* [EXERCISE DESCRIPTION] Nothing in the data should change when you return it, but leave the pictures out.

* [RECORDS SHOWN]
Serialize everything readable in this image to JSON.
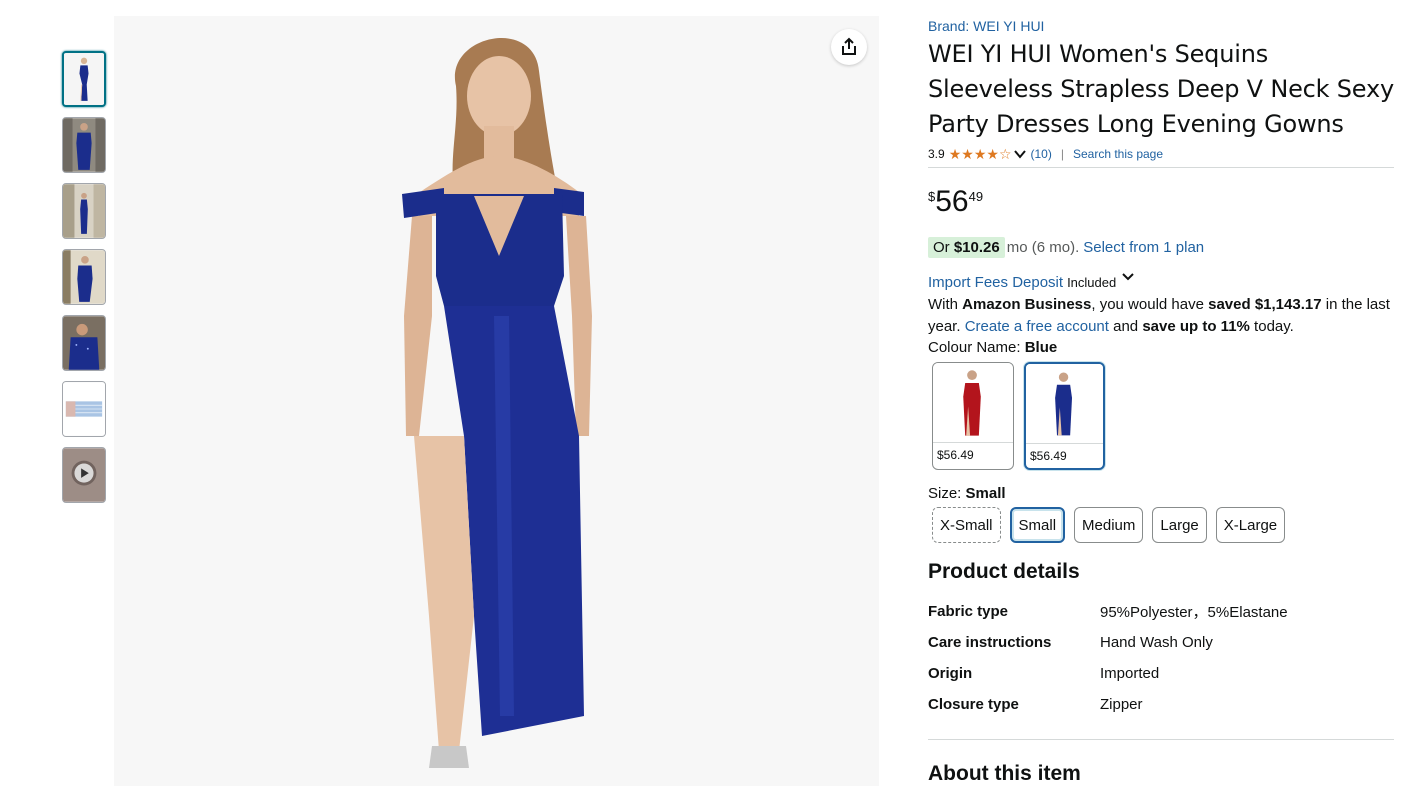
{
  "gallery": {
    "thumbnails": [
      {
        "kind": "image",
        "selected": true
      },
      {
        "kind": "image",
        "selected": false
      },
      {
        "kind": "image",
        "selected": false
      },
      {
        "kind": "image",
        "selected": false
      },
      {
        "kind": "image",
        "selected": false
      },
      {
        "kind": "size-chart",
        "selected": false
      },
      {
        "kind": "video",
        "selected": false
      }
    ],
    "share_icon": "share-icon",
    "dress_color": "#1b2d8c"
  },
  "product": {
    "brand": "Brand: WEI YI HUI",
    "title": "WEI YI HUI Women's Sequins Sleeveless Strapless Deep V Neck Sexy Party Dresses Long Evening Gowns",
    "rating": "3.9",
    "stars_value": 3.9,
    "review_count": "(10)",
    "search_link": "Search this page",
    "price": {
      "symbol": "$",
      "whole": "56",
      "fraction": "49"
    },
    "installment": {
      "prefix": "Or",
      "amount": "$10.26",
      "rest": "mo (6 mo).",
      "link": "Select from 1 plan"
    },
    "import_fees": {
      "link": "Import Fees Deposit",
      "status": "Included"
    },
    "business": {
      "t1": "With ",
      "b1": "Amazon Business",
      "t2": ", you would have ",
      "b2": "saved $1,143.17",
      "t3": " in the last year. ",
      "link": "Create a free account",
      "t4": " and ",
      "b3": "save up to 11%",
      "t5": " today."
    },
    "colour": {
      "label": "Colour Name: ",
      "selected": "Blue",
      "options": [
        {
          "name": "Red",
          "price": "$56.49",
          "color": "#b3141c",
          "selected": false
        },
        {
          "name": "Blue",
          "price": "$56.49",
          "color": "#1b2d8c",
          "selected": true
        }
      ]
    },
    "size": {
      "label": "Size: ",
      "selected": "Small",
      "options": [
        {
          "label": "X-Small",
          "state": "unavailable"
        },
        {
          "label": "Small",
          "state": "selected"
        },
        {
          "label": "Medium",
          "state": "normal"
        },
        {
          "label": "Large",
          "state": "normal"
        },
        {
          "label": "X-Large",
          "state": "normal"
        }
      ]
    },
    "details": {
      "title": "Product details",
      "rows": [
        {
          "key": "Fabric type",
          "value": "95%Polyester，5%Elastane"
        },
        {
          "key": "Care instructions",
          "value": "Hand Wash Only"
        },
        {
          "key": "Origin",
          "value": "Imported"
        },
        {
          "key": "Closure type",
          "value": "Zipper"
        }
      ]
    },
    "about_title": "About this item"
  },
  "colors": {
    "link": "#2162a1",
    "star": "#de7921",
    "selected_border": "#2162a1",
    "installment_bg": "#d7f0d9"
  }
}
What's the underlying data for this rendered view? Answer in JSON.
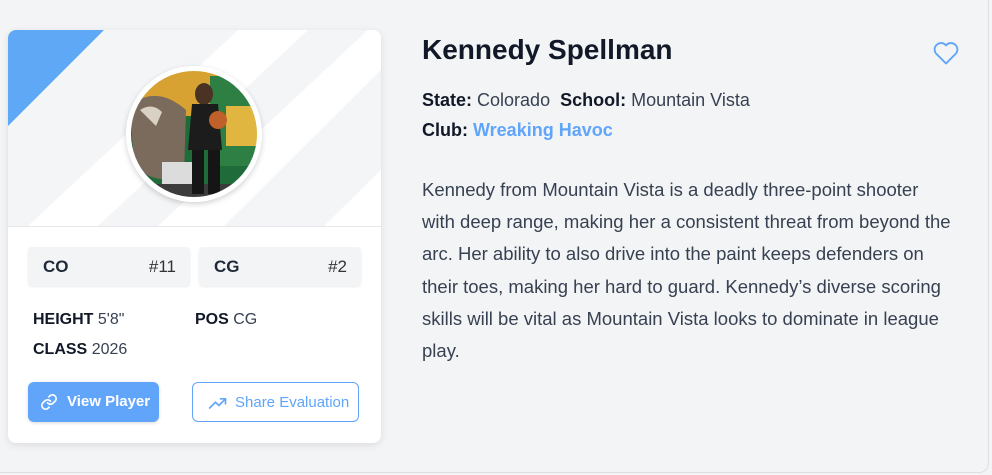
{
  "player": {
    "name": "Kennedy Spellman",
    "state_label": "State:",
    "state": "Colorado",
    "school_label": "School:",
    "school": "Mountain Vista",
    "club_label": "Club:",
    "club": "Wreaking Havoc",
    "bio": "Kennedy from Mountain Vista is a deadly three-point shooter with deep range, making her a consistent threat from beyond the arc. Her ability to also drive into the paint keeps defenders on their toes, making her hard to guard. Kennedy’s diverse scoring skills will be vital as Mountain Vista looks to dominate in league play."
  },
  "card": {
    "stats": [
      {
        "label": "CO",
        "value": "#11"
      },
      {
        "label": "CG",
        "value": "#2"
      }
    ],
    "height_label": "HEIGHT",
    "height": "5'8\"",
    "pos_label": "POS",
    "pos": "CG",
    "class_label": "CLASS",
    "class_year": "2026",
    "view_button": "View Player",
    "share_button": "Share Evaluation"
  },
  "icons": {
    "favorite": "heart-outline-icon",
    "view": "link-icon",
    "share": "trending-up-icon"
  },
  "colors": {
    "accent": "#60a5fa",
    "background": "#f3f4f6",
    "card": "#ffffff"
  }
}
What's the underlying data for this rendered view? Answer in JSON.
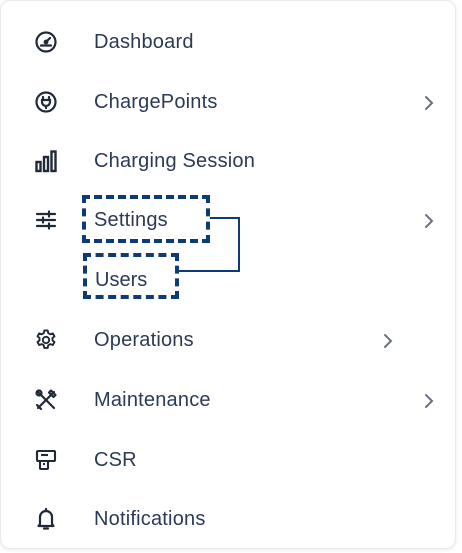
{
  "menu": {
    "items": [
      {
        "label": "Dashboard",
        "icon": "speedometer-icon",
        "has_children": false
      },
      {
        "label": "ChargePoints",
        "icon": "ev-plug-icon",
        "has_children": true
      },
      {
        "label": "Charging Session",
        "icon": "bar-chart-icon",
        "has_children": false
      },
      {
        "label": "Settings",
        "icon": "sliders-icon",
        "has_children": true
      },
      {
        "label": "Operations",
        "icon": "gear-icon",
        "has_children": true
      },
      {
        "label": "Maintenance",
        "icon": "tools-icon",
        "has_children": true
      },
      {
        "label": "CSR",
        "icon": "id-card-icon",
        "has_children": false
      },
      {
        "label": "Notifications",
        "icon": "bell-icon",
        "has_children": false
      }
    ],
    "submenu": {
      "parent": "Settings",
      "items": [
        {
          "label": "Users"
        }
      ]
    }
  },
  "colors": {
    "text": "#2b3a55",
    "icon": "#1f2937",
    "highlight": "#0d3b78",
    "chevron": "#6b7280"
  }
}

* [REPLY TO THE TASK]
Serialize everything readable in this image to JSON.
{
  "gallery": {
    "thumbnails": [
      {
        "kind": "image",
        "selected": true
      },
      {
        "kind": "image",
        "selected": false
      },
      {
        "kind": "image",
        "selected": false
      },
      {
        "kind": "image",
        "selected": false
      },
      {
        "kind": "image",
        "selected": false
      },
      {
        "kind": "size-chart",
        "selected": false
      },
      {
        "kind": "video",
        "selected": false
      }
    ],
    "share_icon": "share-icon",
    "dress_color": "#1b2d8c"
  },
  "product": {
    "brand": "Brand: WEI YI HUI",
    "title": "WEI YI HUI Women's Sequins Sleeveless Strapless Deep V Neck Sexy Party Dresses Long Evening Gowns",
    "rating": "3.9",
    "stars_value": 3.9,
    "review_count": "(10)",
    "search_link": "Search this page",
    "price": {
      "symbol": "$",
      "whole": "56",
      "fraction": "49"
    },
    "installment": {
      "prefix": "Or",
      "amount": "$10.26",
      "rest": "mo (6 mo).",
      "link": "Select from 1 plan"
    },
    "import_fees": {
      "link": "Import Fees Deposit",
      "status": "Included"
    },
    "business": {
      "t1": "With ",
      "b1": "Amazon Business",
      "t2": ", you would have ",
      "b2": "saved $1,143.17",
      "t3": " in the last year. ",
      "link": "Create a free account",
      "t4": " and ",
      "b3": "save up to 11%",
      "t5": " today."
    },
    "colour": {
      "label": "Colour Name: ",
      "selected": "Blue",
      "options": [
        {
          "name": "Red",
          "price": "$56.49",
          "color": "#b3141c",
          "selected": false
        },
        {
          "name": "Blue",
          "price": "$56.49",
          "color": "#1b2d8c",
          "selected": true
        }
      ]
    },
    "size": {
      "label": "Size: ",
      "selected": "Small",
      "options": [
        {
          "label": "X-Small",
          "state": "unavailable"
        },
        {
          "label": "Small",
          "state": "selected"
        },
        {
          "label": "Medium",
          "state": "normal"
        },
        {
          "label": "Large",
          "state": "normal"
        },
        {
          "label": "X-Large",
          "state": "normal"
        }
      ]
    },
    "details": {
      "title": "Product details",
      "rows": [
        {
          "key": "Fabric type",
          "value": "95%Polyester，5%Elastane"
        },
        {
          "key": "Care instructions",
          "value": "Hand Wash Only"
        },
        {
          "key": "Origin",
          "value": "Imported"
        },
        {
          "key": "Closure type",
          "value": "Zipper"
        }
      ]
    },
    "about_title": "About this item"
  },
  "colors": {
    "link": "#2162a1",
    "star": "#de7921",
    "selected_border": "#2162a1",
    "installment_bg": "#d7f0d9"
  }
}
What's the underlying data for this rendered view? Answer in JSON.
{
  "player": {
    "name": "Kennedy Spellman",
    "state_label": "State:",
    "state": "Colorado",
    "school_label": "School:",
    "school": "Mountain Vista",
    "club_label": "Club:",
    "club": "Wreaking Havoc",
    "bio": "Kennedy from Mountain Vista is a deadly three-point shooter with deep range, making her a consistent threat from beyond the arc. Her ability to also drive into the paint keeps defenders on their toes, making her hard to guard. Kennedy’s diverse scoring skills will be vital as Mountain Vista looks to dominate in league play."
  },
  "card": {
    "stats": [
      {
        "label": "CO",
        "value": "#11"
      },
      {
        "label": "CG",
        "value": "#2"
      }
    ],
    "height_label": "HEIGHT",
    "height": "5'8\"",
    "pos_label": "POS",
    "pos": "CG",
    "class_label": "CLASS",
    "class_year": "2026",
    "view_button": "View Player",
    "share_button": "Share Evaluation"
  },
  "icons": {
    "favorite": "heart-outline-icon",
    "view": "link-icon",
    "share": "trending-up-icon"
  },
  "colors": {
    "accent": "#60a5fa",
    "background": "#f3f4f6",
    "card": "#ffffff"
  }
}
What's the underlying data for this rendered view? Answer in JSON.
{
  "menu": {
    "items": [
      {
        "label": "Dashboard",
        "icon": "speedometer-icon",
        "has_children": false
      },
      {
        "label": "ChargePoints",
        "icon": "ev-plug-icon",
        "has_children": true
      },
      {
        "label": "Charging Session",
        "icon": "bar-chart-icon",
        "has_children": false
      },
      {
        "label": "Settings",
        "icon": "sliders-icon",
        "has_children": true
      },
      {
        "label": "Operations",
        "icon": "gear-icon",
        "has_children": true
      },
      {
        "label": "Maintenance",
        "icon": "tools-icon",
        "has_children": true
      },
      {
        "label": "CSR",
        "icon": "id-card-icon",
        "has_children": false
      },
      {
        "label": "Notifications",
        "icon": "bell-icon",
        "has_children": false
      }
    ],
    "submenu": {
      "parent": "Settings",
      "items": [
        {
          "label": "Users"
        }
      ]
    }
  },
  "colors": {
    "text": "#2b3a55",
    "icon": "#1f2937",
    "highlight": "#0d3b78",
    "chevron": "#6b7280"
  }
}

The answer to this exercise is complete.